■ DESCRIPTION OF THE TASK
Repeat, exactly and completely, the material that follows. Omit the pictures.

--- DATASET ---

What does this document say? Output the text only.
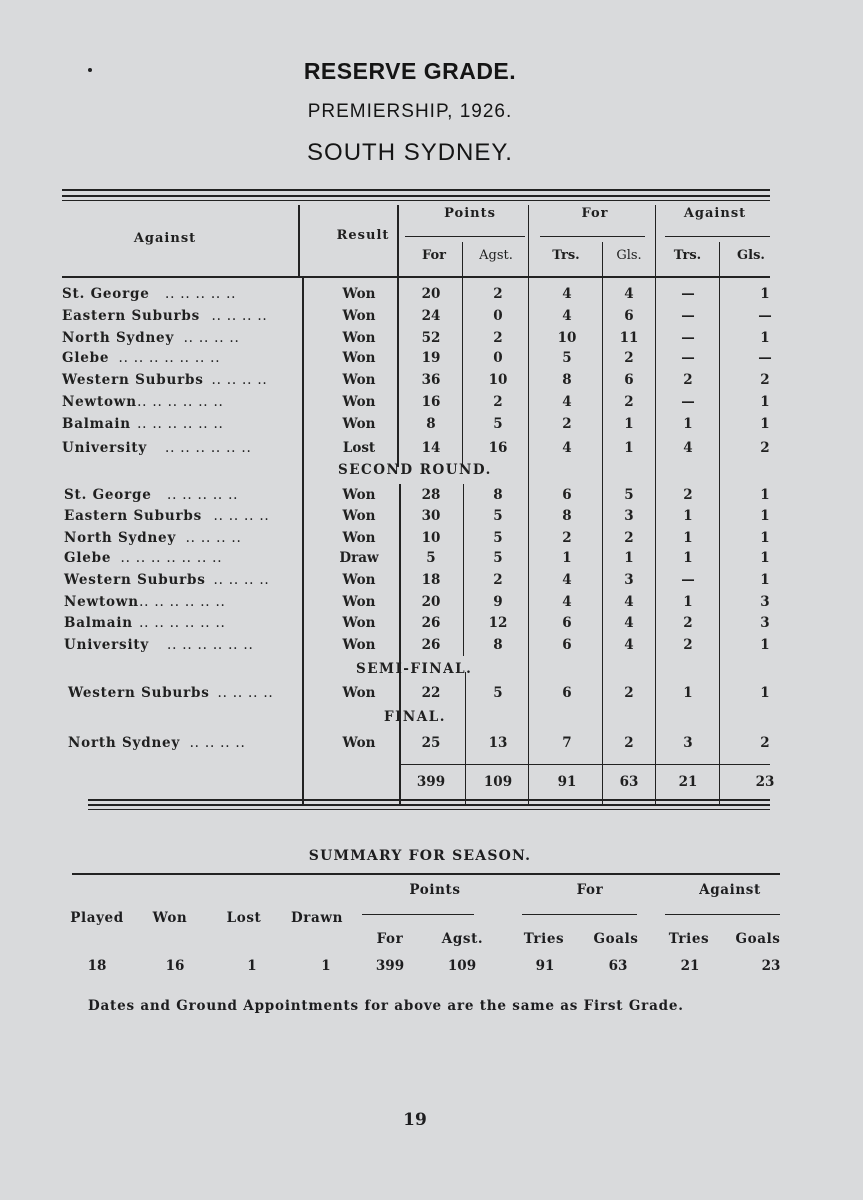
RESERVE GRADE.
PREMIERSHIP, 1926.
SOUTH SYDNEY.
Against	Result
Points	For	Against
For	Agst.	Trs.	Gls.	Trs.	Gls.
St. George .. .. .. .. ..	Won	20	2	4	4	—	1
Eastern Suburbs .. .. .. ..	Won	24	0	4	6	—	—
North Sydney .. .. .. ..	Won	52	2	10	11	—	1
Glebe .. .. .. .. .. .. ..	Won	19	0	5	2	—	—
Western Suburbs .. .. .. ..	Won	36	10	8	6	2	2
Newtown .. .. .. .. .. ..	Won	16	2	4	2	—	1
Balmain .. .. .. .. .. ..	Won	8	5	2	1	1	1
University .. .. .. .. .. ..	Lost	14	16	4	1	4	2
SECOND ROUND.
St. George .. .. .. .. ..	Won	28	8	6	5	2	1
Eastern Suburbs .. .. .. ..	Won	30	5	8	3	1	1
North Sydney .. .. .. ..	Won	10	5	2	2	1	1
Glebe .. .. .. .. .. .. ..	Draw	5	5	1	1	1	1
Western Suburbs .. .. .. ..	Won	18	2	4	3	—	1
Newtown .. .. .. .. .. ..	Won	20	9	4	4	1	3
Balmain .. .. .. .. .. ..	Won	26	12	6	4	2	3
University .. .. .. .. .. ..	Won	26	8	6	4	2	1
SEMI-FINAL.
Western Suburbs .. .. .. ..	Won	22	5	6	2	1	1
FINAL.
North Sydney .. .. .. ..	Won	25	13	7	2	3	2
399	109	91	63	21	23
SUMMARY FOR SEASON.
Points	For	Against
Played	Won	Lost	Drawn
For	Agst.	Tries	Goals	Tries	Goals
18	16	1	1	399	109	91	63	21	23
Dates and Ground Appointments for above are the same as First Grade.
19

---

■ FINAL RESULT
What does this document say? Output the text only.
RESERVE GRADE.
PREMIERSHIP, 1926.
SOUTH SYDNEY.
Against	Result
Points	For	Against
For	Agst.	Trs.	Gls.	Trs.	Gls.
St. George .. .. .. .. ..	Won	20	2	4	4	—	1
Eastern Suburbs .. .. .. ..	Won	24	0	4	6	—	—
North Sydney .. .. .. ..	Won	52	2	10	11	—	1
Glebe .. .. .. .. .. .. ..	Won	19	0	5	2	—	—
Western Suburbs .. .. .. ..	Won	36	10	8	6	2	2
Newtown .. .. .. .. .. ..	Won	16	2	4	2	—	1
Balmain .. .. .. .. .. ..	Won	8	5	2	1	1	1
University .. .. .. .. .. ..	Lost	14	16	4	1	4	2
SECOND ROUND.
St. George .. .. .. .. ..	Won	28	8	6	5	2	1
Eastern Suburbs .. .. .. ..	Won	30	5	8	3	1	1
North Sydney .. .. .. ..	Won	10	5	2	2	1	1
Glebe .. .. .. .. .. .. ..	Draw	5	5	1	1	1	1
Western Suburbs .. .. .. ..	Won	18	2	4	3	—	1
Newtown .. .. .. .. .. ..	Won	20	9	4	4	1	3
Balmain .. .. .. .. .. ..	Won	26	12	6	4	2	3
University .. .. .. .. .. ..	Won	26	8	6	4	2	1
SEMI-FINAL.
Western Suburbs .. .. .. ..	Won	22	5	6	2	1	1
FINAL.
North Sydney .. .. .. ..	Won	25	13	7	2	3	2
399	109	91	63	21	23
SUMMARY FOR SEASON.
Points	For	Against
Played	Won	Lost	Drawn
For	Agst.	Tries	Goals	Tries	Goals
18	16	1	1	399	109	91	63	21	23
Dates and Ground Appointments for above are the same as First Grade.
19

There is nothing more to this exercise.